Supplied records:
◆ ◆ ◆
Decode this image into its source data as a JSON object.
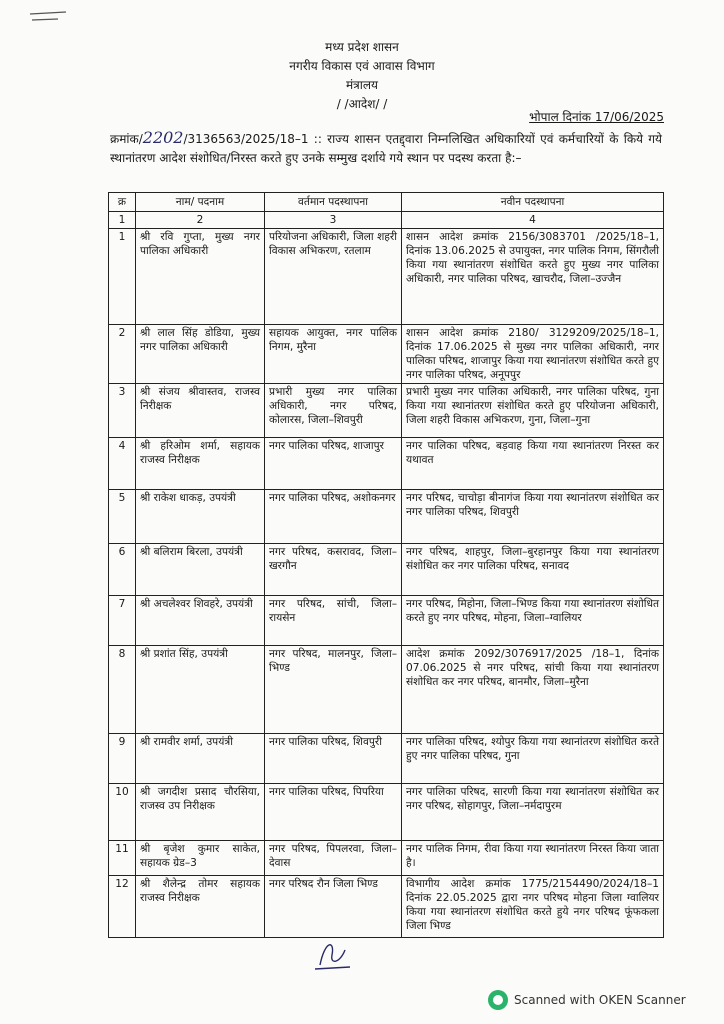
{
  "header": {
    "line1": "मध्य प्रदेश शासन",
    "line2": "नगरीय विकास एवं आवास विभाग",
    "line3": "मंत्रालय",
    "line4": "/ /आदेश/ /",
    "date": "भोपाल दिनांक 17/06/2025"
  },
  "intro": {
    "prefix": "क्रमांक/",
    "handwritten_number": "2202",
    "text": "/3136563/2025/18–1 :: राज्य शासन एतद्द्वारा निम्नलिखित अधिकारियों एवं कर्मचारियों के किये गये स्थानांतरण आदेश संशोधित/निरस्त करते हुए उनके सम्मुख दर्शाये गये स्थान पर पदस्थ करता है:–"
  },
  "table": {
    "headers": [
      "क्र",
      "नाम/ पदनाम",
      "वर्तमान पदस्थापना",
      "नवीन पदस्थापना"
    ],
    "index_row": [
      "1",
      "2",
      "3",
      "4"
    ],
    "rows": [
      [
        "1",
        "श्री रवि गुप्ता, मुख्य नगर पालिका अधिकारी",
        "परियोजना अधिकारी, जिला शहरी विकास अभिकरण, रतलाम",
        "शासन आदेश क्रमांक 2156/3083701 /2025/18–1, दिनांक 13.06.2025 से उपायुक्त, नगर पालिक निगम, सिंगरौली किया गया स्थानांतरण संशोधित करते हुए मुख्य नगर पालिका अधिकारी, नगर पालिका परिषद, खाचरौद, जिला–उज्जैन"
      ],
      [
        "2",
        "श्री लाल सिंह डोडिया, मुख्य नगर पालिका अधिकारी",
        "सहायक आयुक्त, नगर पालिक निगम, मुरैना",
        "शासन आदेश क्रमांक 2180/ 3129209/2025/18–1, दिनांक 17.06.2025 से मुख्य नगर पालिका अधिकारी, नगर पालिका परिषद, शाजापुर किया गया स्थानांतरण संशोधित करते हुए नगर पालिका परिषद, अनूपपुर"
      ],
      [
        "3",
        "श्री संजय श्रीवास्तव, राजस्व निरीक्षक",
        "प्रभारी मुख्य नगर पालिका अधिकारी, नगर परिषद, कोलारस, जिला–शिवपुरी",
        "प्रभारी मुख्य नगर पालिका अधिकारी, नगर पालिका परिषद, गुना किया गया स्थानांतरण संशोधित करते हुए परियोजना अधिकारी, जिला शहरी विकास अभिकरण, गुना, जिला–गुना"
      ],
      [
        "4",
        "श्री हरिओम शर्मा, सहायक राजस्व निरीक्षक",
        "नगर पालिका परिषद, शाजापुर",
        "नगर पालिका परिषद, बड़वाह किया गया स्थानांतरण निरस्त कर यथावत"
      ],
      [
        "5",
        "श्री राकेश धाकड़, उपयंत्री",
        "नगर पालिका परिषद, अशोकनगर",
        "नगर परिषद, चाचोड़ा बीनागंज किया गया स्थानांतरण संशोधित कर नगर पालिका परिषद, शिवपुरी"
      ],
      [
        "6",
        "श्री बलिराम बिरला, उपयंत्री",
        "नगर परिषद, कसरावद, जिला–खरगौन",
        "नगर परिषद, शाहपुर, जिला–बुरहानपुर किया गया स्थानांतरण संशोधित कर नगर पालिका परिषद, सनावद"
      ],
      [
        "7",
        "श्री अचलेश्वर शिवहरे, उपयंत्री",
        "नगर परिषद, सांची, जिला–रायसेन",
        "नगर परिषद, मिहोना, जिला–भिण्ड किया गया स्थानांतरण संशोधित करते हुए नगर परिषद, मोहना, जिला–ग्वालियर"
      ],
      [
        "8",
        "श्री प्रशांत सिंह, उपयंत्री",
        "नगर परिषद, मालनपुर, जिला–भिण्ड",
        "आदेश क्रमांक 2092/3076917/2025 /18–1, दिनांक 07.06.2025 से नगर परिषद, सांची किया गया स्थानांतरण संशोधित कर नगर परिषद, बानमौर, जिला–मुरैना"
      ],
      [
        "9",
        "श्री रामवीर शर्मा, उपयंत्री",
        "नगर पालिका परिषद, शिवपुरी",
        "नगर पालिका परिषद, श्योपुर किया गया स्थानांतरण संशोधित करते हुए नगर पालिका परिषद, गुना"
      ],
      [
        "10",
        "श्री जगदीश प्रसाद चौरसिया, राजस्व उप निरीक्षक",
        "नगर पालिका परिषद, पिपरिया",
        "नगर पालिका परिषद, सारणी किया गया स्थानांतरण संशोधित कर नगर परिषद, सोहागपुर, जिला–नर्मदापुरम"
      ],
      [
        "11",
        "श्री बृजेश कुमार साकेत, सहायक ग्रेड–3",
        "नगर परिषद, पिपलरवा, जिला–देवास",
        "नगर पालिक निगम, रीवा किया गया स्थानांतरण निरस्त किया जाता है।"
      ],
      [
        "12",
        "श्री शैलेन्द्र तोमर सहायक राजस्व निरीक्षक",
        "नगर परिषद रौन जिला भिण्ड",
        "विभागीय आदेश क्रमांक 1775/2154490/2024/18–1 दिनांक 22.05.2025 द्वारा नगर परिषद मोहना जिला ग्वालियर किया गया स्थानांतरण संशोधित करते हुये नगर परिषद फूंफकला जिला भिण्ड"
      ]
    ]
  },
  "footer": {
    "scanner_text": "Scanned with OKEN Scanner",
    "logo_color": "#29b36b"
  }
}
◆ ◆ ◆
What you should do: Quote everything in the listing above exactly; pictures are the only thing to omit.

Answer for this exercise:
Decode this image into its source data as a JSON object.
{
  "header": {
    "line1": "मध्य प्रदेश शासन",
    "line2": "नगरीय विकास एवं आवास विभाग",
    "line3": "मंत्रालय",
    "line4": "/ /आदेश/ /",
    "date": "भोपाल दिनांक 17/06/2025"
  },
  "intro": {
    "prefix": "क्रमांक/",
    "handwritten_number": "2202",
    "text": "/3136563/2025/18–1 :: राज्य शासन एतद्द्वारा निम्नलिखित अधिकारियों एवं कर्मचारियों के किये गये स्थानांतरण आदेश संशोधित/निरस्त करते हुए उनके सम्मुख दर्शाये गये स्थान पर पदस्थ करता है:–"
  },
  "table": {
    "headers": [
      "क्र",
      "नाम/ पदनाम",
      "वर्तमान पदस्थापना",
      "नवीन पदस्थापना"
    ],
    "index_row": [
      "1",
      "2",
      "3",
      "4"
    ],
    "rows": [
      [
        "1",
        "श्री रवि गुप्ता, मुख्य नगर पालिका अधिकारी",
        "परियोजना अधिकारी, जिला शहरी विकास अभिकरण, रतलाम",
        "शासन आदेश क्रमांक 2156/3083701 /2025/18–1, दिनांक 13.06.2025 से उपायुक्त, नगर पालिक निगम, सिंगरौली किया गया स्थानांतरण संशोधित करते हुए मुख्य नगर पालिका अधिकारी, नगर पालिका परिषद, खाचरौद, जिला–उज्जैन"
      ],
      [
        "2",
        "श्री लाल सिंह डोडिया, मुख्य नगर पालिका अधिकारी",
        "सहायक आयुक्त, नगर पालिक निगम, मुरैना",
        "शासन आदेश क्रमांक 2180/ 3129209/2025/18–1, दिनांक 17.06.2025 से मुख्य नगर पालिका अधिकारी, नगर पालिका परिषद, शाजापुर किया गया स्थानांतरण संशोधित करते हुए नगर पालिका परिषद, अनूपपुर"
      ],
      [
        "3",
        "श्री संजय श्रीवास्तव, राजस्व निरीक्षक",
        "प्रभारी मुख्य नगर पालिका अधिकारी, नगर परिषद, कोलारस, जिला–शिवपुरी",
        "प्रभारी मुख्य नगर पालिका अधिकारी, नगर पालिका परिषद, गुना किया गया स्थानांतरण संशोधित करते हुए परियोजना अधिकारी, जिला शहरी विकास अभिकरण, गुना, जिला–गुना"
      ],
      [
        "4",
        "श्री हरिओम शर्मा, सहायक राजस्व निरीक्षक",
        "नगर पालिका परिषद, शाजापुर",
        "नगर पालिका परिषद, बड़वाह किया गया स्थानांतरण निरस्त कर यथावत"
      ],
      [
        "5",
        "श्री राकेश धाकड़, उपयंत्री",
        "नगर पालिका परिषद, अशोकनगर",
        "नगर परिषद, चाचोड़ा बीनागंज किया गया स्थानांतरण संशोधित कर नगर पालिका परिषद, शिवपुरी"
      ],
      [
        "6",
        "श्री बलिराम बिरला, उपयंत्री",
        "नगर परिषद, कसरावद, जिला–खरगौन",
        "नगर परिषद, शाहपुर, जिला–बुरहानपुर किया गया स्थानांतरण संशोधित कर नगर पालिका परिषद, सनावद"
      ],
      [
        "7",
        "श्री अचलेश्वर शिवहरे, उपयंत्री",
        "नगर परिषद, सांची, जिला–रायसेन",
        "नगर परिषद, मिहोना, जिला–भिण्ड किया गया स्थानांतरण संशोधित करते हुए नगर परिषद, मोहना, जिला–ग्वालियर"
      ],
      [
        "8",
        "श्री प्रशांत सिंह, उपयंत्री",
        "नगर परिषद, मालनपुर, जिला–भिण्ड",
        "आदेश क्रमांक 2092/3076917/2025 /18–1, दिनांक 07.06.2025 से नगर परिषद, सांची किया गया स्थानांतरण संशोधित कर नगर परिषद, बानमौर, जिला–मुरैना"
      ],
      [
        "9",
        "श्री रामवीर शर्मा, उपयंत्री",
        "नगर पालिका परिषद, शिवपुरी",
        "नगर पालिका परिषद, श्योपुर किया गया स्थानांतरण संशोधित करते हुए नगर पालिका परिषद, गुना"
      ],
      [
        "10",
        "श्री जगदीश प्रसाद चौरसिया, राजस्व उप निरीक्षक",
        "नगर पालिका परिषद, पिपरिया",
        "नगर पालिका परिषद, सारणी किया गया स्थानांतरण संशोधित कर नगर परिषद, सोहागपुर, जिला–नर्मदापुरम"
      ],
      [
        "11",
        "श्री बृजेश कुमार साकेत, सहायक ग्रेड–3",
        "नगर परिषद, पिपलरवा, जिला–देवास",
        "नगर पालिक निगम, रीवा किया गया स्थानांतरण निरस्त किया जाता है।"
      ],
      [
        "12",
        "श्री शैलेन्द्र तोमर सहायक राजस्व निरीक्षक",
        "नगर परिषद रौन जिला भिण्ड",
        "विभागीय आदेश क्रमांक 1775/2154490/2024/18–1 दिनांक 22.05.2025 द्वारा नगर परिषद मोहना जिला ग्वालियर किया गया स्थानांतरण संशोधित करते हुये नगर परिषद फूंफकला जिला भिण्ड"
      ]
    ]
  },
  "footer": {
    "scanner_text": "Scanned with OKEN Scanner",
    "logo_color": "#29b36b"
  }
}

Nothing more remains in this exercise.